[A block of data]

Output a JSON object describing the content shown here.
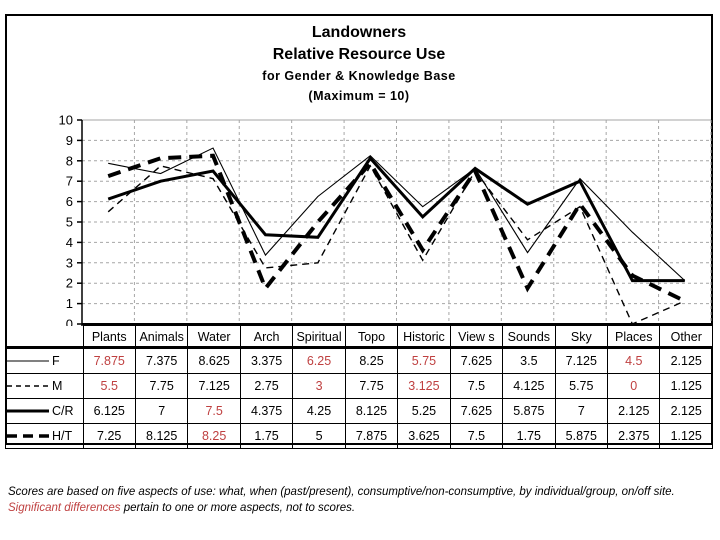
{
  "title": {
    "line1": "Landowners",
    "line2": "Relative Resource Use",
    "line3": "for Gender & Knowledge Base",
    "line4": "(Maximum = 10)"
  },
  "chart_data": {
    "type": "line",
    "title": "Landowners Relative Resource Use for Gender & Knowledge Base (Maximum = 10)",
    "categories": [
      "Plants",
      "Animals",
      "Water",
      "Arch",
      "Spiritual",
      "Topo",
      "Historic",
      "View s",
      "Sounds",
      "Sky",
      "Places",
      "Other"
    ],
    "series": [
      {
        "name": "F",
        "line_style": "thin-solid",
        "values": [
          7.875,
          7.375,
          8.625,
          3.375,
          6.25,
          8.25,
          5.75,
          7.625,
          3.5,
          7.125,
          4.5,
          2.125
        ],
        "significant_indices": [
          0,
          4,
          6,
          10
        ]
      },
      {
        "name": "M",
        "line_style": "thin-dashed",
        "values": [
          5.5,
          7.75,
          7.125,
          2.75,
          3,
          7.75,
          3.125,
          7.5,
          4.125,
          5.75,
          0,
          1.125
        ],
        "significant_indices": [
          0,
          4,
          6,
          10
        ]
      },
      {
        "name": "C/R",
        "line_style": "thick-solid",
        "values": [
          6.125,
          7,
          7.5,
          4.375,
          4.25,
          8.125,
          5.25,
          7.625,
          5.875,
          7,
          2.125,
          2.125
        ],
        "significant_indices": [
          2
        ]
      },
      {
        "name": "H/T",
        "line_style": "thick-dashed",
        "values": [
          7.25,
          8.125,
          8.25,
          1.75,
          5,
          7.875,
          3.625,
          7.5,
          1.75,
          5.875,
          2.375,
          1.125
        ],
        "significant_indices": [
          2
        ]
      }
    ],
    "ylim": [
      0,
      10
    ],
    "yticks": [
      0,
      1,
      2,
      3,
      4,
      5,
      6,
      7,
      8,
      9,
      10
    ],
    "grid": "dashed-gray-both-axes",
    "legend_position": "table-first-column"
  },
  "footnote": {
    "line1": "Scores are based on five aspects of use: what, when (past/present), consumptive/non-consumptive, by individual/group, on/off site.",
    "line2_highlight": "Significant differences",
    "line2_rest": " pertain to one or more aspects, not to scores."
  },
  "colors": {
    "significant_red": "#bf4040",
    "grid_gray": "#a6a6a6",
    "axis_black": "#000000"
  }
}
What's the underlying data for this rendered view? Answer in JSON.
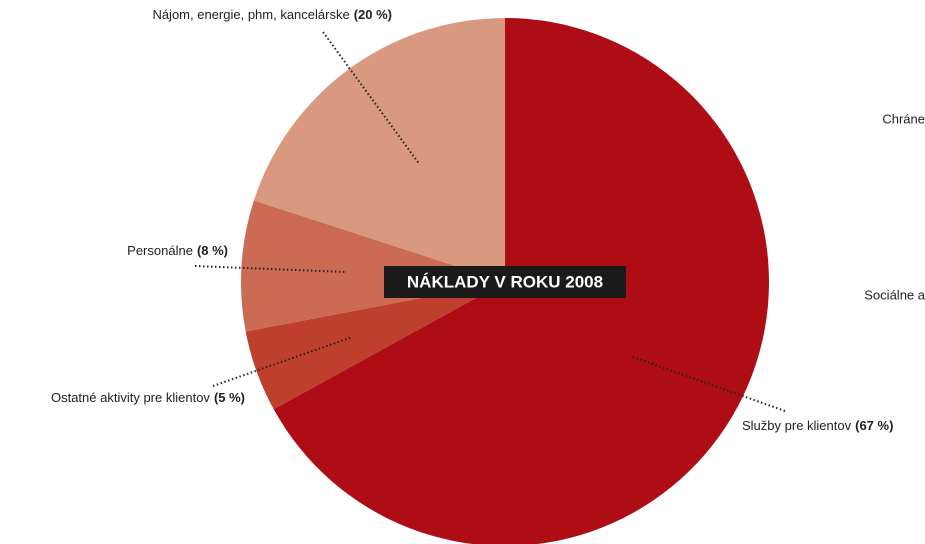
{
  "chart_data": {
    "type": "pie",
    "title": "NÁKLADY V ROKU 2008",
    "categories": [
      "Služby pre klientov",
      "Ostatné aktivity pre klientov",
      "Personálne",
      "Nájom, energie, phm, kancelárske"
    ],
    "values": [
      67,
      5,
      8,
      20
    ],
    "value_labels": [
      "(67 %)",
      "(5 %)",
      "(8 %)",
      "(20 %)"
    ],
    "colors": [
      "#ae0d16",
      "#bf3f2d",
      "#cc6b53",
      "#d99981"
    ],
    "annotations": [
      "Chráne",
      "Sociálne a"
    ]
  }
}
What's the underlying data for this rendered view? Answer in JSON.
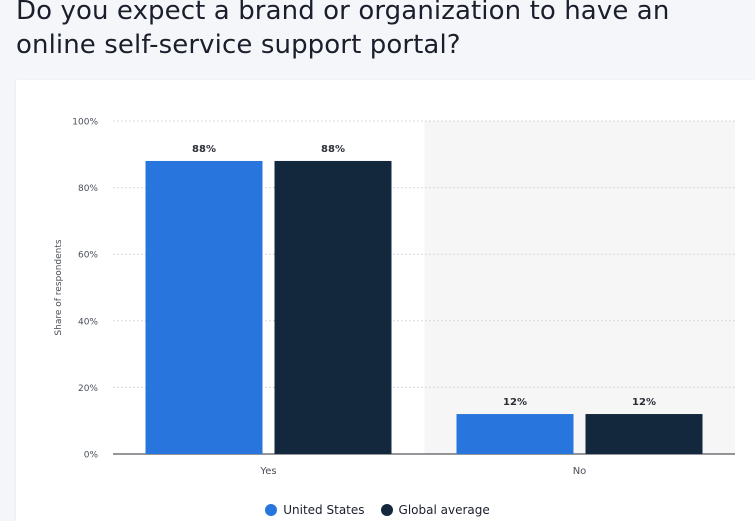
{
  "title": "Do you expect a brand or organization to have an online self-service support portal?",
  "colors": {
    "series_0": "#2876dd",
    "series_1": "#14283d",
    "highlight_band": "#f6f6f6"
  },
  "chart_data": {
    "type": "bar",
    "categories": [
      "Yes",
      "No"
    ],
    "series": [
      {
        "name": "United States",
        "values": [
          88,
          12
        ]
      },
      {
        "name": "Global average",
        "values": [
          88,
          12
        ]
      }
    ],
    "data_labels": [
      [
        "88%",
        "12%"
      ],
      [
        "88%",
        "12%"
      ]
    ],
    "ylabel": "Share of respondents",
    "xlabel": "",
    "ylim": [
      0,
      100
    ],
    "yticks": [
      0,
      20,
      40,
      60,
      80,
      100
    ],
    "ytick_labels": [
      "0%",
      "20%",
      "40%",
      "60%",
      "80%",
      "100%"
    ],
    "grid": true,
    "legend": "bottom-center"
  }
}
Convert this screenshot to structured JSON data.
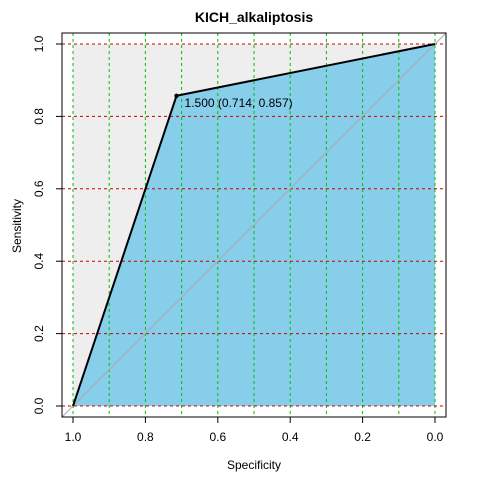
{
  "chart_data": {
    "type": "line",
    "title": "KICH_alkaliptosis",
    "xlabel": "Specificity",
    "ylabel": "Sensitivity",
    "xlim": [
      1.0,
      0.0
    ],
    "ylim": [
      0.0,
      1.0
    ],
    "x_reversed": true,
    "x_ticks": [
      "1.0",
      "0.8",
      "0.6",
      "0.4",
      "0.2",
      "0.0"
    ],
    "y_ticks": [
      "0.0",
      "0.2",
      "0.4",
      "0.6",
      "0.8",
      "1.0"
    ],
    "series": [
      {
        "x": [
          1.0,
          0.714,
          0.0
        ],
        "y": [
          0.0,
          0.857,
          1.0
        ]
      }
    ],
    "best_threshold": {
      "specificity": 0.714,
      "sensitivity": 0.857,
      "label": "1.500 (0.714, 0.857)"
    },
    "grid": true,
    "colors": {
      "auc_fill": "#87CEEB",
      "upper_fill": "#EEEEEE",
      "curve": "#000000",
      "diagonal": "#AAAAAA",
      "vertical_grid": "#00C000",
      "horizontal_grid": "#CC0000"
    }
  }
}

* * *

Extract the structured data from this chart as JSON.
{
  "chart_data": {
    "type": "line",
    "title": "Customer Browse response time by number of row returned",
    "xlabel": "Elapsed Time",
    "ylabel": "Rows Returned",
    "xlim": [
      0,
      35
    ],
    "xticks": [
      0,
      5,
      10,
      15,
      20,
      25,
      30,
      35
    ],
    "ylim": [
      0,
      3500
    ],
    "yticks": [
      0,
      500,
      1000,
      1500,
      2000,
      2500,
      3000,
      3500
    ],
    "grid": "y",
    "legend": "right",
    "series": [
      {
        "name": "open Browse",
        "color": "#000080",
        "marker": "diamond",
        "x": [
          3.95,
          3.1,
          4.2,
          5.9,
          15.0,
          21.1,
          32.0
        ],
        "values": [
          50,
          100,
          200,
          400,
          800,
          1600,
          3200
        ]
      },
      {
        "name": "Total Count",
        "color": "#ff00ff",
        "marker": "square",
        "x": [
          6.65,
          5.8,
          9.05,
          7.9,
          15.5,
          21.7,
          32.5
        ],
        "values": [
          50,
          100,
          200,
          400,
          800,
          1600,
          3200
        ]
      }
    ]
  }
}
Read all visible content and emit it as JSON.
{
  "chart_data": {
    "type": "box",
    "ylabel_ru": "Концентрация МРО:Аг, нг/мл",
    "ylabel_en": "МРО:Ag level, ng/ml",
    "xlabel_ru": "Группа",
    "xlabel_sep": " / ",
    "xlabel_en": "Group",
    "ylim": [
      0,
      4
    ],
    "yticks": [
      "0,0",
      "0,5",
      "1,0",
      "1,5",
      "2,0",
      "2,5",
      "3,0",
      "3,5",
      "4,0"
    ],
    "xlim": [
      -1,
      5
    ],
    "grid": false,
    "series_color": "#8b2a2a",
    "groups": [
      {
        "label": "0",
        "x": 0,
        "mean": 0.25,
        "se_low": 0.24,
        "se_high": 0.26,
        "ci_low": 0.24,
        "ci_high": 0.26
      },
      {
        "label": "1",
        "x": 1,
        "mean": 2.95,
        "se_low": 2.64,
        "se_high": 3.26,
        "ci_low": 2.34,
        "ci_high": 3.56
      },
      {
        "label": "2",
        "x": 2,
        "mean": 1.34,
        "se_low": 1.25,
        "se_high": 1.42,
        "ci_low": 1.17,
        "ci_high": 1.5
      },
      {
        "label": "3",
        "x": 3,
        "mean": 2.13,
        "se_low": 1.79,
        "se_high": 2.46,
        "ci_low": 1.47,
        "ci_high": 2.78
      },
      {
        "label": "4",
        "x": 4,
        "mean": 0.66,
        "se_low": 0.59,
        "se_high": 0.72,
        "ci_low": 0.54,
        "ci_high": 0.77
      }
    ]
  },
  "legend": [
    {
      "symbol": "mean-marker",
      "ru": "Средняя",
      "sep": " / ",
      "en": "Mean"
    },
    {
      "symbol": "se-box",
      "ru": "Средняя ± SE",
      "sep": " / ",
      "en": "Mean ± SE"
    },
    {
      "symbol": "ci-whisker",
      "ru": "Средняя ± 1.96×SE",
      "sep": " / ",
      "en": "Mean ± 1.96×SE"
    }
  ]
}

==

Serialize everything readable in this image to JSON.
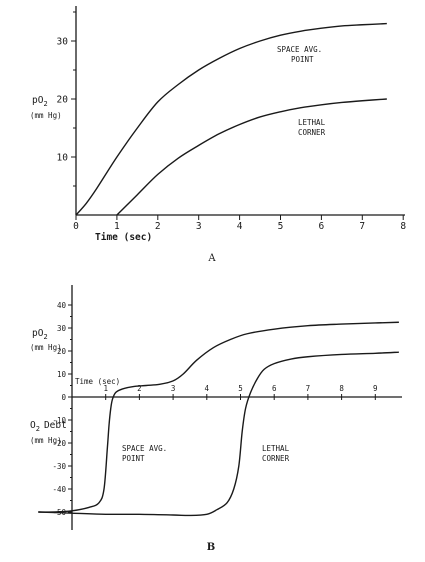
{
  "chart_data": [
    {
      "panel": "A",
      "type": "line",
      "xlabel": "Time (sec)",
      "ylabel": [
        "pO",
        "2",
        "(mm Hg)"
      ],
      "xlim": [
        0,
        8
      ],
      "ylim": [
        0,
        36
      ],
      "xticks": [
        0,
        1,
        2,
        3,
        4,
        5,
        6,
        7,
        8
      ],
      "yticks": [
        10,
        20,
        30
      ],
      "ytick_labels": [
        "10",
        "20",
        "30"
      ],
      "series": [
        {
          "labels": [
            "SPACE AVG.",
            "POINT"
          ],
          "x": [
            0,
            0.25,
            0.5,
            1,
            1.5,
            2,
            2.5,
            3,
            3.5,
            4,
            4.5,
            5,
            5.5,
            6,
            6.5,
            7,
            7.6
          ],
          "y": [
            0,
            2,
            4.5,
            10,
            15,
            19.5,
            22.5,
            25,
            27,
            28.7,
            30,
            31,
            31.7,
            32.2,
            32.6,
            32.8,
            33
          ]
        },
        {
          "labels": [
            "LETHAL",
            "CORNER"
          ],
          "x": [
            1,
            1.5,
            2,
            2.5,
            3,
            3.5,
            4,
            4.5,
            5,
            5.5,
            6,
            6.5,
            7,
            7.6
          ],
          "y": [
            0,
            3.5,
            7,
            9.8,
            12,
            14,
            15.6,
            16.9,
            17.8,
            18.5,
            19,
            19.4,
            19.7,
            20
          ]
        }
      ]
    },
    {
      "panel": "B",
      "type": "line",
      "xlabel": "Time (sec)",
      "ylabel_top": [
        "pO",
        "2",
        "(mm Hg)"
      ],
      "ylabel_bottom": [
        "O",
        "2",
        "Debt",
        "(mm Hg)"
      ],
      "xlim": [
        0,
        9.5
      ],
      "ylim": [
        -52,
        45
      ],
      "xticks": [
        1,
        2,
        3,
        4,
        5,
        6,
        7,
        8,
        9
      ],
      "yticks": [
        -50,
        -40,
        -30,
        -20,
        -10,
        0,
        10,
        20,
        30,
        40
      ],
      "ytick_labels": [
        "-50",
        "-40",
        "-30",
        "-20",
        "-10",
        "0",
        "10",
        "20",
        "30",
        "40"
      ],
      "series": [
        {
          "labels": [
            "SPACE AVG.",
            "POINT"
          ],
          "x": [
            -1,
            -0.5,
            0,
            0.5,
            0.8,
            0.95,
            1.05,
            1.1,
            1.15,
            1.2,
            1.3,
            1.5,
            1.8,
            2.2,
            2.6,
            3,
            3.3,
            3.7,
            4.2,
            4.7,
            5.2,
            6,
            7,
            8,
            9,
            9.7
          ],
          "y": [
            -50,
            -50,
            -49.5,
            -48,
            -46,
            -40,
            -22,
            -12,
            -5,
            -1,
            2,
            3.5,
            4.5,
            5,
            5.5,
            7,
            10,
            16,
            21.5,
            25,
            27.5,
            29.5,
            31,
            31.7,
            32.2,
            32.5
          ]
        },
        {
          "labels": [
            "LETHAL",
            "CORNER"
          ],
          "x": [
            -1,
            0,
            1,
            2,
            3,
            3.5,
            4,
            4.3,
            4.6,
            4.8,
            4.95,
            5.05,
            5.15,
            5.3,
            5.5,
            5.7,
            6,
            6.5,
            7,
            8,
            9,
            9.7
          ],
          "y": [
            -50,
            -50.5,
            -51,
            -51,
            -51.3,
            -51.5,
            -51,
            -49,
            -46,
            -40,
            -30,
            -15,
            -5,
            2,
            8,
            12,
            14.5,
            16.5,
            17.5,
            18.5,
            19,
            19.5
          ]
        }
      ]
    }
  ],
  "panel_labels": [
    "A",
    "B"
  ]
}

**Task:** Count how many lines include the string "symbol". Nothing but the number is needed.

**Exercise answer:** 3